- **DATA FOR PROCESSING**:
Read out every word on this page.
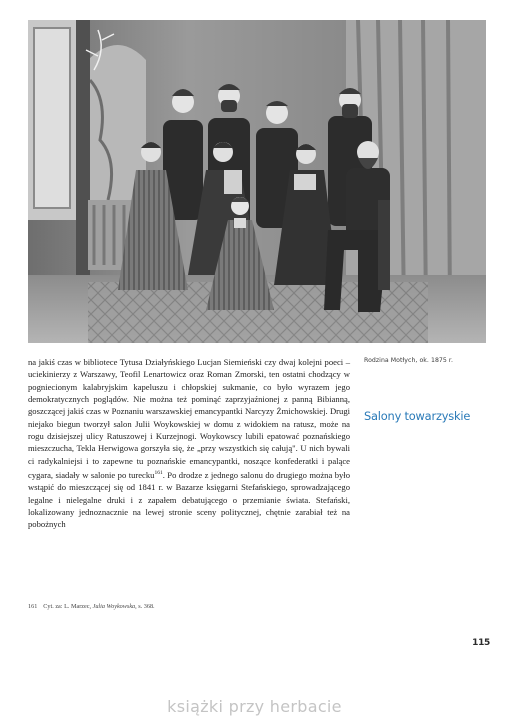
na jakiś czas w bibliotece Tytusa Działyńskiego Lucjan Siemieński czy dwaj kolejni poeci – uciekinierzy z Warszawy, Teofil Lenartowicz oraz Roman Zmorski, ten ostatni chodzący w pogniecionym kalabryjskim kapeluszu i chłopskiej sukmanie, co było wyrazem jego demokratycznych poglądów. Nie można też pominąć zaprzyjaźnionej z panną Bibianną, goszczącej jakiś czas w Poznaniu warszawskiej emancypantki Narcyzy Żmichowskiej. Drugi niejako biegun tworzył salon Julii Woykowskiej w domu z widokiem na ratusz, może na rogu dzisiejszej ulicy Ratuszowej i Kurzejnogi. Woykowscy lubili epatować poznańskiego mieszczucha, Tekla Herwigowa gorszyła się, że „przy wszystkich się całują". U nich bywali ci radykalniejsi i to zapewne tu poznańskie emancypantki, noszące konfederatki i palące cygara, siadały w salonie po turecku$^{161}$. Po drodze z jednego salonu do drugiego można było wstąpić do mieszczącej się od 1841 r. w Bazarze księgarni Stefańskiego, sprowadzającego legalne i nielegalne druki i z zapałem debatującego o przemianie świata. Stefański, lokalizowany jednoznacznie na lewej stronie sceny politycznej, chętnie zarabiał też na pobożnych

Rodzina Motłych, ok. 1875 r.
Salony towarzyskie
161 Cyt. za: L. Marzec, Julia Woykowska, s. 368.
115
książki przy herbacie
...
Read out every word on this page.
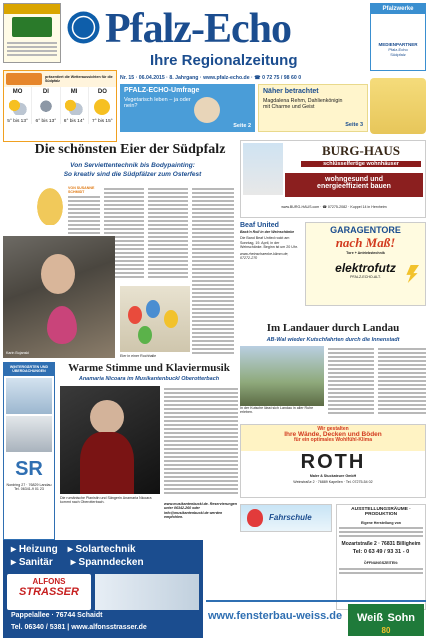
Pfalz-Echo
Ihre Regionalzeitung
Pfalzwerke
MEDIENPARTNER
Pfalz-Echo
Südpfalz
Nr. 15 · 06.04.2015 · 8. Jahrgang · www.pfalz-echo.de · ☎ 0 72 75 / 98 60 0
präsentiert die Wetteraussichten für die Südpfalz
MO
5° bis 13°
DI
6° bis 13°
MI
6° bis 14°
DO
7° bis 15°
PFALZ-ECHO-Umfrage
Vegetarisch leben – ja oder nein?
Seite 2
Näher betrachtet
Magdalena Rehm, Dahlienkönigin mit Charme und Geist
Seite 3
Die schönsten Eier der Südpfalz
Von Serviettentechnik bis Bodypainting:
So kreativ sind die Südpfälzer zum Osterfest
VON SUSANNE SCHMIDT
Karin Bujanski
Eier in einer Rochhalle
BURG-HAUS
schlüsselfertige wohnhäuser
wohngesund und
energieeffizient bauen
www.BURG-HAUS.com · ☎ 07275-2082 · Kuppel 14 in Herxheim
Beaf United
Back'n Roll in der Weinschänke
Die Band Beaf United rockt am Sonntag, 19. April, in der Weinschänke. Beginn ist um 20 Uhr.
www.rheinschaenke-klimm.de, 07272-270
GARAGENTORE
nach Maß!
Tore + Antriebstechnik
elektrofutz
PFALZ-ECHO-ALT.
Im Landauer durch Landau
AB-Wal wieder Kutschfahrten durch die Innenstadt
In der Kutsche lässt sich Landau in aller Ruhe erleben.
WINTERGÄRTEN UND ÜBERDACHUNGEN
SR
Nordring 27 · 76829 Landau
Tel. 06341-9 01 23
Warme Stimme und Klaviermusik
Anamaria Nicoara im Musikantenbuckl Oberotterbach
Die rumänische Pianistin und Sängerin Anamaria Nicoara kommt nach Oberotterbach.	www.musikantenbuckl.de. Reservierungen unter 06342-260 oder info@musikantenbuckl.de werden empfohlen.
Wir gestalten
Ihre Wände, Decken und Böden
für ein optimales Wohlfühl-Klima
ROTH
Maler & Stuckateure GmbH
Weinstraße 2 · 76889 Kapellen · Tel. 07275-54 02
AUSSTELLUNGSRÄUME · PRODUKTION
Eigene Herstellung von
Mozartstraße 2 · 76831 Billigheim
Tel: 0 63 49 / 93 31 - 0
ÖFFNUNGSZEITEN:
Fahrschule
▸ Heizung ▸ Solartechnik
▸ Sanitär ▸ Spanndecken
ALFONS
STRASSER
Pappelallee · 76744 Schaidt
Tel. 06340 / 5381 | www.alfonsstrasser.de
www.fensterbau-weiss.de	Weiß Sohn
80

- **PROBLEM REQUIREMENTS**:
Read the entries and select each line where the word "HAUS" is found.

- **RESPONSE**:
BURG-HAUS
www.BURG-HAUS.com · ☎ 07275-2082 · Kuppel 14 in Herxheim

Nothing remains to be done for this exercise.